### WORK REQUIRED
Answer these questions from the text on workplace health promotion for older employees:
(a) What kind of interviews did the researchers use?
(b) What were the professions of the researchers who held discussions during the analysis?
(c) Where are the field notes and transcriptions available?

### READING TEXT

Another important topic is to let the young employees be involved. The younger employees should not be seen as a threat to the older employees. Older workers sharing their experiences and collaborating has been shown to be a successful way to promote health in the workplace [33].

When planning for working in later life, this study concludes with some thoughts and experiences but it would also be important to take gender into consideration. Loretto and Vickerstaff [25] showed that there are sometimes differences in flexible working conditions regarding gender and that this might affect the retirement process. Today, there is a need for competent employees with experiences of the company, and the management and one’s coworkers should enable the possibilities for working into old age.

4.1. Strengths and Limitations

The purpose of this study was to explore employees’ experiences of how to promote workplace health at the present time and for the end of working life. Therefore, we chose an exploratory design and a qualitative method and selected participants aged 50 years and older who were working in the company and were planning to continue working for the company into old age. To only include one workplace could be a limitation, but because it was a big company in an industrial setting with different work tasks, we obtained a wide variety of thoughts and experiences. However, it is of importance to take other settings into consideration because other settings of working life today is civil servants in healthcare, schools, and service sector and these employed face the same need for a healthy work into old age. In order to have a broad discussion, and because this issue is not very well researched, we used focus group interviews. Individual interviews would have been another choice, but with the findings from this study there is a better basis for directing individual questions for further research on this topic. We used a thematic analysis, which is a suitable method for analysing focus group discussions.

The findings in this study were evaluated in terms of trustworthiness, which could be demonstrated through credibility, dependability, and transferability [34]. Our study’s credibility was strengthened by the process of choosing participants and the data collection method. Furthermore, the presentation of the analysis process and the quotations from the participants strengthen the credibility. To enhance the dependability, there were discussions between all of the researchers during the analysis (two nurses, one physiotherapist, and one economist). A careful description of the study population, data collection, and data analysis was provided, and this makes it possible to estimate the transferability of the study results.

5. Conclusions

The experiences regarding health promotion at work at the present time and for the end of working life were seen from employees’ perspectives in an industrial setting. The findings showed that the employees have to handle changes in a changeable workplace and the employees meant that they need temporary staff when the work conditions changed. Further, the employees highlighted that both themselves and the managers at the workplace have to take responsibility for health concerns. There was also a need for confirmation for feeling needed and the employees meant that this was of importance for their health. Finally, support and tolerance have to be adapted for each employee in order to work longer. Promoting health should be an urgent mission for employees themselves as well as managers and the OHS in order to support employees in working into old age. The health promotion must be suitable for each employee and should be designed in such a way as to avoid inequality in workplace health between older and younger employees. Further research is needed in this area and from other settings such as civil servants in healthcare, schools, and service sector.

Data Availability

Data field notes and transcriptions from the focus group interviews are available at Halmstad University.

Conflicts of Interest

The authors declare that they have no conflicts of interest.

Acknowledgments

This work was supported by the Knowledge Foundation and The School of Business, Engineering and Science and the School of Social and Health Sciences at Halmstad University.

### DATA SUPPLIED
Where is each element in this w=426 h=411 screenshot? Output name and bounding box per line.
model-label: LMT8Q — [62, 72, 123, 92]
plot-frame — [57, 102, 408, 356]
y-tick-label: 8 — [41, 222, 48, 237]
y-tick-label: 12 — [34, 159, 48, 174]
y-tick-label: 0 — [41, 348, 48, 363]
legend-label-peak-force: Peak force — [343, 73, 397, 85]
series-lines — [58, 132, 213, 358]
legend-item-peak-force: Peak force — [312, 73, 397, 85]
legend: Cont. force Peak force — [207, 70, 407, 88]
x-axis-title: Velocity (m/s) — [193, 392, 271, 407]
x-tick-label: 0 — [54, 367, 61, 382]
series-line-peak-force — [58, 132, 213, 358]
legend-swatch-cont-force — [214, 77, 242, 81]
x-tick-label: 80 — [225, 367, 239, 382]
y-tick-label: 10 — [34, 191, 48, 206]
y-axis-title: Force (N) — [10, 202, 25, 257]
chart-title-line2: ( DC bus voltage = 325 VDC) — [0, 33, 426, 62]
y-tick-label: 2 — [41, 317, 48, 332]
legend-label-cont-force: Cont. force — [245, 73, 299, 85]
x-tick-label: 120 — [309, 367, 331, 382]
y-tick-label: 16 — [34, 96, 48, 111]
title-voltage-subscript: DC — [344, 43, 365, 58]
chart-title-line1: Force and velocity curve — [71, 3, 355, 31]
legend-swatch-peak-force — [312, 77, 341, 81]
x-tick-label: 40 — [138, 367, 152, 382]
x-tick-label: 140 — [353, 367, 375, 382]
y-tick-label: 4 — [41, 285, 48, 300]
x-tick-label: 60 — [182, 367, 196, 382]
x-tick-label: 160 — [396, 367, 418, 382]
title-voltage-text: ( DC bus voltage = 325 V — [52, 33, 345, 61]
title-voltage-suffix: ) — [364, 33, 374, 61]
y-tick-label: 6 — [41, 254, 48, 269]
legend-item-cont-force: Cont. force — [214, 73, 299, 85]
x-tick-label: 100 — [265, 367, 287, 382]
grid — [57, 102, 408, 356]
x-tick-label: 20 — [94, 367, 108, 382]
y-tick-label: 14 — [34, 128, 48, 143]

### RESULT
(a) Focus group interviews.
(b) Two nurses, one physiotherapist, and one economist.
(c) At Halmstad University.